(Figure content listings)
+++++

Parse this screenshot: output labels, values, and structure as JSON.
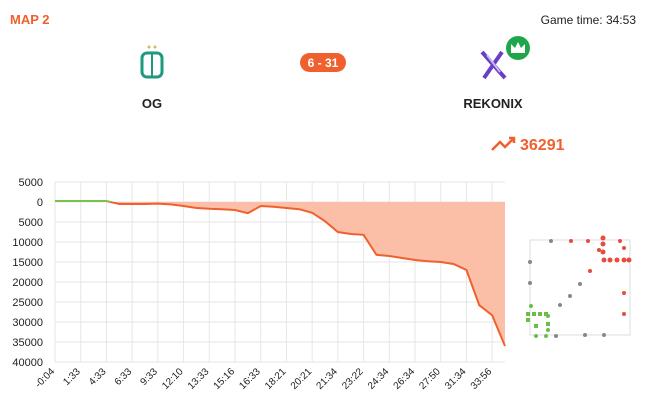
{
  "match": {
    "map": "MAP 2",
    "game_time": "Game time: 34:53",
    "score": "6 - 31",
    "team_left": "OG",
    "team_right": "REKONIX",
    "gold_lead": "36291"
  },
  "chart_data": {
    "type": "area-line",
    "categories": [
      "-0:04",
      null,
      "1:33",
      null,
      "4:33",
      null,
      "6:33",
      null,
      "9:33",
      null,
      "12:10",
      null,
      "13:33",
      null,
      "15:16",
      null,
      "16:33",
      null,
      "18:21",
      null,
      "20:21",
      null,
      "21:34",
      null,
      "23:22",
      null,
      "24:34",
      null,
      "26:34",
      null,
      "27:50",
      null,
      "31:34",
      null,
      "33:56",
      null
    ],
    "values": [
      250,
      250,
      250,
      250,
      250,
      -500,
      -500,
      -500,
      -400,
      -600,
      -1000,
      -1500,
      -1700,
      -1800,
      -2000,
      -2800,
      -1000,
      -1200,
      -1500,
      -1800,
      -2700,
      -4800,
      -7500,
      -8000,
      -8200,
      -13200,
      -13500,
      -14000,
      -14500,
      -14800,
      -15000,
      -15500,
      -17000,
      -25800,
      -28300,
      -36000
    ],
    "ylim": [
      -40000,
      5000
    ],
    "yticks": [
      {
        "value": 5000,
        "label": "5000"
      },
      0,
      {
        "value": -5000,
        "label": "5000"
      },
      {
        "value": -10000,
        "label": "10000"
      },
      {
        "value": -15000,
        "label": "15000"
      },
      {
        "value": -20000,
        "label": "20000"
      },
      {
        "value": -25000,
        "label": "25000"
      },
      {
        "value": -30000,
        "label": "30000"
      },
      {
        "value": -35000,
        "label": "35000"
      },
      {
        "value": -40000,
        "label": "40000"
      }
    ],
    "positive_color": "#7cc24a",
    "negative_color": "#f0602e",
    "area_color": "#fbbfa8",
    "grid": true
  }
}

+++++

[Exercise aim]: Output, exactly, all the records above; include no pictures.

[Solution to the exercise]:
Parse this screenshot: output labels, values, and structure as JSON.
{
  "match": {
    "map": "MAP 2",
    "game_time": "Game time: 34:53",
    "score": "6 - 31",
    "team_left": "OG",
    "team_right": "REKONIX",
    "gold_lead": "36291"
  },
  "chart_data": {
    "type": "area-line",
    "categories": [
      "-0:04",
      null,
      "1:33",
      null,
      "4:33",
      null,
      "6:33",
      null,
      "9:33",
      null,
      "12:10",
      null,
      "13:33",
      null,
      "15:16",
      null,
      "16:33",
      null,
      "18:21",
      null,
      "20:21",
      null,
      "21:34",
      null,
      "23:22",
      null,
      "24:34",
      null,
      "26:34",
      null,
      "27:50",
      null,
      "31:34",
      null,
      "33:56",
      null
    ],
    "values": [
      250,
      250,
      250,
      250,
      250,
      -500,
      -500,
      -500,
      -400,
      -600,
      -1000,
      -1500,
      -1700,
      -1800,
      -2000,
      -2800,
      -1000,
      -1200,
      -1500,
      -1800,
      -2700,
      -4800,
      -7500,
      -8000,
      -8200,
      -13200,
      -13500,
      -14000,
      -14500,
      -14800,
      -15000,
      -15500,
      -17000,
      -25800,
      -28300,
      -36000
    ],
    "ylim": [
      -40000,
      5000
    ],
    "yticks": [
      {
        "value": 5000,
        "label": "5000"
      },
      0,
      {
        "value": -5000,
        "label": "5000"
      },
      {
        "value": -10000,
        "label": "10000"
      },
      {
        "value": -15000,
        "label": "15000"
      },
      {
        "value": -20000,
        "label": "20000"
      },
      {
        "value": -25000,
        "label": "25000"
      },
      {
        "value": -30000,
        "label": "30000"
      },
      {
        "value": -35000,
        "label": "35000"
      },
      {
        "value": -40000,
        "label": "40000"
      }
    ],
    "positive_color": "#7cc24a",
    "negative_color": "#f0602e",
    "area_color": "#fbbfa8",
    "grid": true
  }
}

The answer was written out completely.